Look at the entries below and reproduce them exactly.

[Chart and figure data]
>> begin
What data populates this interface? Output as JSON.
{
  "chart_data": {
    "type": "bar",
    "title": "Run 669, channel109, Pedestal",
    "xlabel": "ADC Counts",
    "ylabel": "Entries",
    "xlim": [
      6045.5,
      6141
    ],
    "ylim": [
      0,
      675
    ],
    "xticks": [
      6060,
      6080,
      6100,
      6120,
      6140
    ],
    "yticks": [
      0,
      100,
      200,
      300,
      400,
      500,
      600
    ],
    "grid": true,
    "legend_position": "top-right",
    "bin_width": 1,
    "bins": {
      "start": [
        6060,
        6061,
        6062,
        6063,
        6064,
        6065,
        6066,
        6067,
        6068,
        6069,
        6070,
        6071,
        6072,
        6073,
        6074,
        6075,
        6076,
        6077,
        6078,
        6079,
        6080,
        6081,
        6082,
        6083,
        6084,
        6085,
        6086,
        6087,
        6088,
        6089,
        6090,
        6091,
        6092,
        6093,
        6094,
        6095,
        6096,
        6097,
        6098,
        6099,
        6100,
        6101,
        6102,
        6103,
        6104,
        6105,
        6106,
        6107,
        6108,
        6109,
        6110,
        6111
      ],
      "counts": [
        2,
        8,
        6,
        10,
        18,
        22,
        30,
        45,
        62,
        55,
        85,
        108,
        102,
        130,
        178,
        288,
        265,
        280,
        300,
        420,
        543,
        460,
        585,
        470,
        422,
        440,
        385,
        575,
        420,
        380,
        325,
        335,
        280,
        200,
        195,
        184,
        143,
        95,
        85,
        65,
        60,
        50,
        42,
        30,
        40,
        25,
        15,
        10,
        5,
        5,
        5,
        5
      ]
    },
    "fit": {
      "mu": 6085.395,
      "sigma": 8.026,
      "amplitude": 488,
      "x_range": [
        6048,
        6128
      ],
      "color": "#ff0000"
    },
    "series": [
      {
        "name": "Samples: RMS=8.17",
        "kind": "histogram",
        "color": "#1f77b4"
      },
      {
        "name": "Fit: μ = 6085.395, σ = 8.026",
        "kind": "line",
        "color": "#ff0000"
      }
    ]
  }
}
>> end
**COMPLETE ANSWER:**
What data populates this interface? Output as JSON.
{
  "chart_data": {
    "type": "bar",
    "title": "Run 669, channel109, Pedestal",
    "xlabel": "ADC Counts",
    "ylabel": "Entries",
    "xlim": [
      6045.5,
      6141
    ],
    "ylim": [
      0,
      675
    ],
    "xticks": [
      6060,
      6080,
      6100,
      6120,
      6140
    ],
    "yticks": [
      0,
      100,
      200,
      300,
      400,
      500,
      600
    ],
    "grid": true,
    "legend_position": "top-right",
    "bin_width": 1,
    "bins": {
      "start": [
        6060,
        6061,
        6062,
        6063,
        6064,
        6065,
        6066,
        6067,
        6068,
        6069,
        6070,
        6071,
        6072,
        6073,
        6074,
        6075,
        6076,
        6077,
        6078,
        6079,
        6080,
        6081,
        6082,
        6083,
        6084,
        6085,
        6086,
        6087,
        6088,
        6089,
        6090,
        6091,
        6092,
        6093,
        6094,
        6095,
        6096,
        6097,
        6098,
        6099,
        6100,
        6101,
        6102,
        6103,
        6104,
        6105,
        6106,
        6107,
        6108,
        6109,
        6110,
        6111
      ],
      "counts": [
        2,
        8,
        6,
        10,
        18,
        22,
        30,
        45,
        62,
        55,
        85,
        108,
        102,
        130,
        178,
        288,
        265,
        280,
        300,
        420,
        543,
        460,
        585,
        470,
        422,
        440,
        385,
        575,
        420,
        380,
        325,
        335,
        280,
        200,
        195,
        184,
        143,
        95,
        85,
        65,
        60,
        50,
        42,
        30,
        40,
        25,
        15,
        10,
        5,
        5,
        5,
        5
      ]
    },
    "fit": {
      "mu": 6085.395,
      "sigma": 8.026,
      "amplitude": 488,
      "x_range": [
        6048,
        6128
      ],
      "color": "#ff0000"
    },
    "series": [
      {
        "name": "Samples: RMS=8.17",
        "kind": "histogram",
        "color": "#1f77b4"
      },
      {
        "name": "Fit: μ = 6085.395, σ = 8.026",
        "kind": "line",
        "color": "#ff0000"
      }
    ]
  }
}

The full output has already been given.